Return each line that holds the word "ответа".
== Data provided ==
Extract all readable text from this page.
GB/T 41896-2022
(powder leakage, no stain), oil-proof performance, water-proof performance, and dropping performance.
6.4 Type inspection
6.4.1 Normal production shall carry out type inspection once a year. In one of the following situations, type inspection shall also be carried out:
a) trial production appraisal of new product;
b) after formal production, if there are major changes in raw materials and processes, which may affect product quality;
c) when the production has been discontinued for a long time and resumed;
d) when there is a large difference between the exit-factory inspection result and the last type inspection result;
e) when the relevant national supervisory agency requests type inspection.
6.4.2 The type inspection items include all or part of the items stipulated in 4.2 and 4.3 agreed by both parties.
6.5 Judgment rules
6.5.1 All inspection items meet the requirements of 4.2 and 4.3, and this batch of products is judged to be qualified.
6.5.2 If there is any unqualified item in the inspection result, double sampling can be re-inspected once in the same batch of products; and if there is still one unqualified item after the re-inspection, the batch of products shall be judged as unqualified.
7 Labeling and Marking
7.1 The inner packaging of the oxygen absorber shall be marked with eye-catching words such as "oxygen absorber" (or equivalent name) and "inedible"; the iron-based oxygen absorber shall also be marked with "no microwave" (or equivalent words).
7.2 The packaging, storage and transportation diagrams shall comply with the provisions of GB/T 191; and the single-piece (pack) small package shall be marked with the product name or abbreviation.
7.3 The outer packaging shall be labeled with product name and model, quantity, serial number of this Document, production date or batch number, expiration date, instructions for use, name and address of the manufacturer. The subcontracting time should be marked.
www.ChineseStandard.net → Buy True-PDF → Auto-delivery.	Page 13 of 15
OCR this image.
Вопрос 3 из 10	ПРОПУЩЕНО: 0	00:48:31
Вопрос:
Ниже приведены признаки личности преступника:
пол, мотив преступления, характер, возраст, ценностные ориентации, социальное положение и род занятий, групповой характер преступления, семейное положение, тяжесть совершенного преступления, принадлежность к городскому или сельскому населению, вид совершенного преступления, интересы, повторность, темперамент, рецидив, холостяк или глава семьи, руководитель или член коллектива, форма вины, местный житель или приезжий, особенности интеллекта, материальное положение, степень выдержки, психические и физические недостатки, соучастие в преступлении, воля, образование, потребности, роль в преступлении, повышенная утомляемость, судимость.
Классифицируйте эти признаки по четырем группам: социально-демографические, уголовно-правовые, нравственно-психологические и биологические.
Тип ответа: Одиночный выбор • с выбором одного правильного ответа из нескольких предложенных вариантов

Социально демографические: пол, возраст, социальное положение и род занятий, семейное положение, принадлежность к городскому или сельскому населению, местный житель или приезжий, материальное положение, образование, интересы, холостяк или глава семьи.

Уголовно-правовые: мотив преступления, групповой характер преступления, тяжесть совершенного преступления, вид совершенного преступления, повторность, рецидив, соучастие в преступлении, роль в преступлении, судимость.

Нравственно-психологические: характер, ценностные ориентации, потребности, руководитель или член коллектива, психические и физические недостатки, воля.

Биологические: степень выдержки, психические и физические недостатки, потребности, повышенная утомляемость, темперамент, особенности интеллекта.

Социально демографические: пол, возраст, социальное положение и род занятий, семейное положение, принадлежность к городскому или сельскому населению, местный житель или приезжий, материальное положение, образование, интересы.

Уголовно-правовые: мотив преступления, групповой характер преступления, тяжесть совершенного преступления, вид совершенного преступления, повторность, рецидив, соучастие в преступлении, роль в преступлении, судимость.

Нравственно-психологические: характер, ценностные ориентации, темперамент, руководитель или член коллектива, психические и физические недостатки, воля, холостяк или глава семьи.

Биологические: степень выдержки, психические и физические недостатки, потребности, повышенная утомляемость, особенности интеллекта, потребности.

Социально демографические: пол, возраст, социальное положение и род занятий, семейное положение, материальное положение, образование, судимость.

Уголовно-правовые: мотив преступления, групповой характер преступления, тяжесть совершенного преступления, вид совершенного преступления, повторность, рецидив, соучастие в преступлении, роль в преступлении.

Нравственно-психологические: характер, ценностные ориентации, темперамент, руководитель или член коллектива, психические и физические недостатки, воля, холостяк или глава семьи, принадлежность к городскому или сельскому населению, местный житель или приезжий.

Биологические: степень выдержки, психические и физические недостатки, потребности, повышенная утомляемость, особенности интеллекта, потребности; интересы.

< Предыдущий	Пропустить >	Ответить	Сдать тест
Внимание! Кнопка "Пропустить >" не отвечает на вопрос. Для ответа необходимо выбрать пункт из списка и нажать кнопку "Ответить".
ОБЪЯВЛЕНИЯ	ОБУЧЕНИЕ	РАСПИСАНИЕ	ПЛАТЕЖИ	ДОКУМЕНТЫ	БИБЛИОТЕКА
===
* **Task result**
Тип ответа: Одиночный выбор • с выбором одного правильного ответа из нескольких предложенных вариантов
Внимание! Кнопка "Пропустить >" не отвечает на вопрос. Для ответа необходимо выбрать пункт из списка и нажать кнопку "Ответить".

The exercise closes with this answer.